Stated problem ::
Report all lines from the entries below in which "swimming" appears.

Records to process ::
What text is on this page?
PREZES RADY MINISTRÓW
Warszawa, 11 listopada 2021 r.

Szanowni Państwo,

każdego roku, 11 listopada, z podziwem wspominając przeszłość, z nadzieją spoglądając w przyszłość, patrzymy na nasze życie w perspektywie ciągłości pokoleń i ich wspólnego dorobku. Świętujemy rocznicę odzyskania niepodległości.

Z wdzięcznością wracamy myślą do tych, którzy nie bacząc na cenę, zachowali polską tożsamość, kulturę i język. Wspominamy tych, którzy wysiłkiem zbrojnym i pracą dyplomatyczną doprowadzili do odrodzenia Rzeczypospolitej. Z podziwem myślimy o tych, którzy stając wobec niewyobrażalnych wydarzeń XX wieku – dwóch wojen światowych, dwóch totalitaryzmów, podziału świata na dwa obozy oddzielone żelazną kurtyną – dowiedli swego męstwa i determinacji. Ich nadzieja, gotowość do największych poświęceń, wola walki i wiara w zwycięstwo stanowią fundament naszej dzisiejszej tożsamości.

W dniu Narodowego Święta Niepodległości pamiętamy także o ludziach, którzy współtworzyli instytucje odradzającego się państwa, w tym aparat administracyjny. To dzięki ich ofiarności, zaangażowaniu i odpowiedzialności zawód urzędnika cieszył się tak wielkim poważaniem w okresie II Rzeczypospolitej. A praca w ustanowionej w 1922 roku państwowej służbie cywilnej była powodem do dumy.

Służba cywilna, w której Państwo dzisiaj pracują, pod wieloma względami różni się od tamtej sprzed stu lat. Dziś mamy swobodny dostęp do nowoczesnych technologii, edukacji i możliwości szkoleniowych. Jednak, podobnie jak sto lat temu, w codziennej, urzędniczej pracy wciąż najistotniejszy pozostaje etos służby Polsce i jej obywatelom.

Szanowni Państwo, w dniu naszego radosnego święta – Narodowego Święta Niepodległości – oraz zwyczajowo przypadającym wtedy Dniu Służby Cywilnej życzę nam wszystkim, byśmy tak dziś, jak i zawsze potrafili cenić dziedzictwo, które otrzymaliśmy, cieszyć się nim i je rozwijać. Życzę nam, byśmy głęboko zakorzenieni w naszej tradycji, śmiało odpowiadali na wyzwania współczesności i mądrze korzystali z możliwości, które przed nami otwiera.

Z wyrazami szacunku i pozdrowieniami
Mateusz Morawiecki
==
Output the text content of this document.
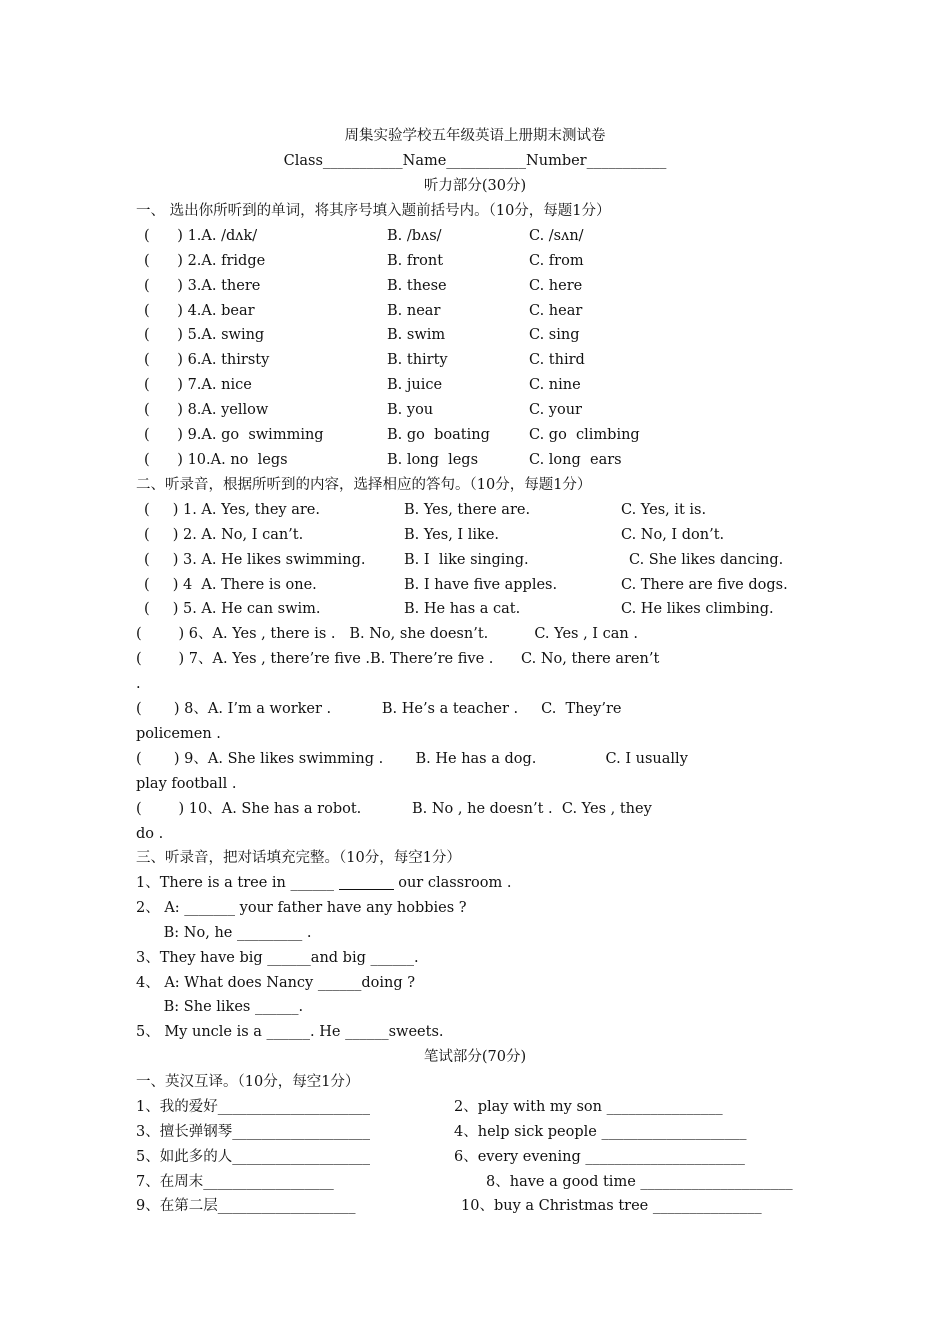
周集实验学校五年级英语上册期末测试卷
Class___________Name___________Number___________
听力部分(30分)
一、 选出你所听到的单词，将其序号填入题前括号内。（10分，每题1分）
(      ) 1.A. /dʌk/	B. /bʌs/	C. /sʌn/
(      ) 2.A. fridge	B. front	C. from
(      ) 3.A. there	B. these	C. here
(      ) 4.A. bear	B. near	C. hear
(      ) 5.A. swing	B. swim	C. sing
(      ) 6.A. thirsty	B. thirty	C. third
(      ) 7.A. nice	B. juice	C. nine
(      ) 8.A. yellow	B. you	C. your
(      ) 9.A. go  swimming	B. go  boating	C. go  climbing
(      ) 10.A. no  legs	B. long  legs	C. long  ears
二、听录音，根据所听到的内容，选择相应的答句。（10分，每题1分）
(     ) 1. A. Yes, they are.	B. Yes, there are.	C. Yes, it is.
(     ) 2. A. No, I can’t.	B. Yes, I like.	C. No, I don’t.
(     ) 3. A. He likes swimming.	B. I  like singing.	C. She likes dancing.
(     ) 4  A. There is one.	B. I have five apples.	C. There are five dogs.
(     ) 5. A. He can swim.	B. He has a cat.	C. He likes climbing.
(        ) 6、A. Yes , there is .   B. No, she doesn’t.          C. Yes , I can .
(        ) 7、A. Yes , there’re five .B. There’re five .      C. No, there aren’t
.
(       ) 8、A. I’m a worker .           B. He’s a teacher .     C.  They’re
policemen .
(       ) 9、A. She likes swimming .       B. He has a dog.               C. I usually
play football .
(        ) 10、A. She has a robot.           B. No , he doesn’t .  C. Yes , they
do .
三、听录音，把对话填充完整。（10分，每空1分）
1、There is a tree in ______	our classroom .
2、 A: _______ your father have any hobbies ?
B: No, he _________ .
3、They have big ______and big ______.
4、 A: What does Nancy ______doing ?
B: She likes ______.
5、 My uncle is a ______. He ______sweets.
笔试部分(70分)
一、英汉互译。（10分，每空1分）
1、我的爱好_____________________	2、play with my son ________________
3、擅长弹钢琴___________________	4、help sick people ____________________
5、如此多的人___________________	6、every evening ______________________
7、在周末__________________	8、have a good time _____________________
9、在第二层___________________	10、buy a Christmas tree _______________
* * *
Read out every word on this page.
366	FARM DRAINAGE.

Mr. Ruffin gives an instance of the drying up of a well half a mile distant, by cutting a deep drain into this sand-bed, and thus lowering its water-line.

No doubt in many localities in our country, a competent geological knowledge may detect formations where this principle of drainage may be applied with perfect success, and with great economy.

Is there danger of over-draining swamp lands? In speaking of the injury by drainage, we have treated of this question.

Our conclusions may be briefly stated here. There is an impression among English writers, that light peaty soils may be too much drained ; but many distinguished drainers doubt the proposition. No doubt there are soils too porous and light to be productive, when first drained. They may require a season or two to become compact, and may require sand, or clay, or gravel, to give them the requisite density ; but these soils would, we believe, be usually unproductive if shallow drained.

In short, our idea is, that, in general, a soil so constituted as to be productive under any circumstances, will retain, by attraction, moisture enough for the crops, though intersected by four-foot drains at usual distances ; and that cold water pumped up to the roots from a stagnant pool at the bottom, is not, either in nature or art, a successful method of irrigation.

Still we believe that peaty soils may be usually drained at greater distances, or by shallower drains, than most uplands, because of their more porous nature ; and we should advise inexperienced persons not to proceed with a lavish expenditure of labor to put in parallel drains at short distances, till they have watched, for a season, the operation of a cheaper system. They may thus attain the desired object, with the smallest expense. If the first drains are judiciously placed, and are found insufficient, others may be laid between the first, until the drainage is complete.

Exercise answer ::
(      ) 9.A. go  swimming	B. go  boating	C. go  climbing
(     ) 3. A. He likes swimming.	B. I  like singing.	C. She likes dancing.
(       ) 9、A. She likes swimming .       B. He has a dog.               C. I usually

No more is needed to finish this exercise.